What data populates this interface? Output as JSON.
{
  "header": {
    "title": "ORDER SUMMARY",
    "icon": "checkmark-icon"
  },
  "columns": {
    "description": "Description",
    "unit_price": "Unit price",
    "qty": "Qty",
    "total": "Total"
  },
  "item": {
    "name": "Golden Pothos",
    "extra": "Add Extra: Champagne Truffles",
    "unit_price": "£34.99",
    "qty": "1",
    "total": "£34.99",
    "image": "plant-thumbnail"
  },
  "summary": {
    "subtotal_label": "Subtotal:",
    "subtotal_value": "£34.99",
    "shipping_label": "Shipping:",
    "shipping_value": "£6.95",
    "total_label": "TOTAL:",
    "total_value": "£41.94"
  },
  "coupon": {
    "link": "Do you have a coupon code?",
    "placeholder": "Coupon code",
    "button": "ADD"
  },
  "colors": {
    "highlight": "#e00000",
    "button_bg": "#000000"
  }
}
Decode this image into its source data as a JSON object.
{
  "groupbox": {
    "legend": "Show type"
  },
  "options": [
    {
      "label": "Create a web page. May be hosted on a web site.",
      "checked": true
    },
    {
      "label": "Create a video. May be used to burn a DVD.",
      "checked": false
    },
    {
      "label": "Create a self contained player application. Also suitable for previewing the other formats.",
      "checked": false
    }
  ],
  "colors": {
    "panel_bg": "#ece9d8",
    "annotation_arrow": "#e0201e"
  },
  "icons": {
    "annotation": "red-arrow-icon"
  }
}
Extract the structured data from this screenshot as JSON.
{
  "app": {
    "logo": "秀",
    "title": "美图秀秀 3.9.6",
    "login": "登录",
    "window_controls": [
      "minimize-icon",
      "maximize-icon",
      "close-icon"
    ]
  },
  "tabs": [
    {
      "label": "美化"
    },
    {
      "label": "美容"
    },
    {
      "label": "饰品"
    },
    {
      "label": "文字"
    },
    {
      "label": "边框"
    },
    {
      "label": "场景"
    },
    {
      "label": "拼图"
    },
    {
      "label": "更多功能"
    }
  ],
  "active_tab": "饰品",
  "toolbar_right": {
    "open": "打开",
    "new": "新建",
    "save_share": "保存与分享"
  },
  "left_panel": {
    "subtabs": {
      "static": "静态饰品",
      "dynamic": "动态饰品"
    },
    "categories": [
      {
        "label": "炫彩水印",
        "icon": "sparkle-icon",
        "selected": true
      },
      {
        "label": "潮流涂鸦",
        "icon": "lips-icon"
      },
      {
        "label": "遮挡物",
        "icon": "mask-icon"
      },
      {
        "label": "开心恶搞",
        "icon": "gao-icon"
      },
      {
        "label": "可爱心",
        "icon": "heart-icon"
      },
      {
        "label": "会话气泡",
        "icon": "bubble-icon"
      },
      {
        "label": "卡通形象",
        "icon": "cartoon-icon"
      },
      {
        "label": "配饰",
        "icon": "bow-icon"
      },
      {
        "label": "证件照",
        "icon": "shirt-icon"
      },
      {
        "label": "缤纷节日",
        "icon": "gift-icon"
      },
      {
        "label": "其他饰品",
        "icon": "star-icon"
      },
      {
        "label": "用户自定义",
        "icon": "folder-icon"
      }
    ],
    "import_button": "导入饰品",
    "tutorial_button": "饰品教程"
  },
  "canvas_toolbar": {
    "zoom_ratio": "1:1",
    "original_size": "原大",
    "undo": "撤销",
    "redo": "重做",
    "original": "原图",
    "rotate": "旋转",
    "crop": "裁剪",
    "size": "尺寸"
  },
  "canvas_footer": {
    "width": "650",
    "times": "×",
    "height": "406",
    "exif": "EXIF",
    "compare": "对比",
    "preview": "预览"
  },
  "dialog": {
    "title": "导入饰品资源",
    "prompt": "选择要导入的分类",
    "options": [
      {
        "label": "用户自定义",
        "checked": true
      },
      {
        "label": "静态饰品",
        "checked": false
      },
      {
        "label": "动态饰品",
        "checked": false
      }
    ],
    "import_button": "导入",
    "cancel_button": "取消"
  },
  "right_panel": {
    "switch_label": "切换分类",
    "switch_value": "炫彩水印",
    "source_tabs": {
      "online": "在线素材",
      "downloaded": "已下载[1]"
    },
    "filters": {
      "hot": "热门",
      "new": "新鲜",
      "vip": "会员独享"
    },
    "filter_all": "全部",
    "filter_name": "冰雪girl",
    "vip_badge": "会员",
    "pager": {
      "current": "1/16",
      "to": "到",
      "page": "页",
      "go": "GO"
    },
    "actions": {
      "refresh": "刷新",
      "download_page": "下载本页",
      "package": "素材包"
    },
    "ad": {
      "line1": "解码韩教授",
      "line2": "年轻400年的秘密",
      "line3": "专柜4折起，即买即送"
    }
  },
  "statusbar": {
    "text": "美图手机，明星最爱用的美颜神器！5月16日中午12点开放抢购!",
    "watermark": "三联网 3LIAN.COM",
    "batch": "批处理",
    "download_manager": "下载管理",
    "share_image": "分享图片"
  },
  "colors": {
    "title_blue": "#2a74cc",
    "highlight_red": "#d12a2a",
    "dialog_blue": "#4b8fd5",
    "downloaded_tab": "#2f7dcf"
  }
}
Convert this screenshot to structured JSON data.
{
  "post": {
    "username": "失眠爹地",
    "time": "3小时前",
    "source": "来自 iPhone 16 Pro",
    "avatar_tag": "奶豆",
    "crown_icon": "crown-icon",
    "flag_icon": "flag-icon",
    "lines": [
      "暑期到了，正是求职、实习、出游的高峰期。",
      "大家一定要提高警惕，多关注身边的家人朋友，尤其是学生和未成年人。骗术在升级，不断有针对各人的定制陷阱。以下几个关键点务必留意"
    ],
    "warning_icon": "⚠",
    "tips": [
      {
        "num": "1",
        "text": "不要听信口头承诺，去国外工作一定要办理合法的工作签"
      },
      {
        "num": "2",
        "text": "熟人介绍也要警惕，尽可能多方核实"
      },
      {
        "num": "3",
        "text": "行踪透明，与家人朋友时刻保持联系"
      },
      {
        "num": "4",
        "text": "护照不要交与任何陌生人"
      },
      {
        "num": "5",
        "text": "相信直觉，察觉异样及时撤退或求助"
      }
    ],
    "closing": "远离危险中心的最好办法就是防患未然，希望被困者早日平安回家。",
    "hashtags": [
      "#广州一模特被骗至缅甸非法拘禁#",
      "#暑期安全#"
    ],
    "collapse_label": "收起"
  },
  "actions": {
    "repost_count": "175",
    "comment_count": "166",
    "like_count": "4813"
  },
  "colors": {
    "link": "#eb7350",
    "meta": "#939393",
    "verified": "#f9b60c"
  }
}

----------------------------------------

* What you will do: From the listing above, collect every line that mentions the word "this".

* Correct answer:
What data populates this interface? Output as JSON.
Decode this image into its source data as a JSON object.
Extract the structured data from this screenshot as JSON.
Convert this screenshot to structured JSON data.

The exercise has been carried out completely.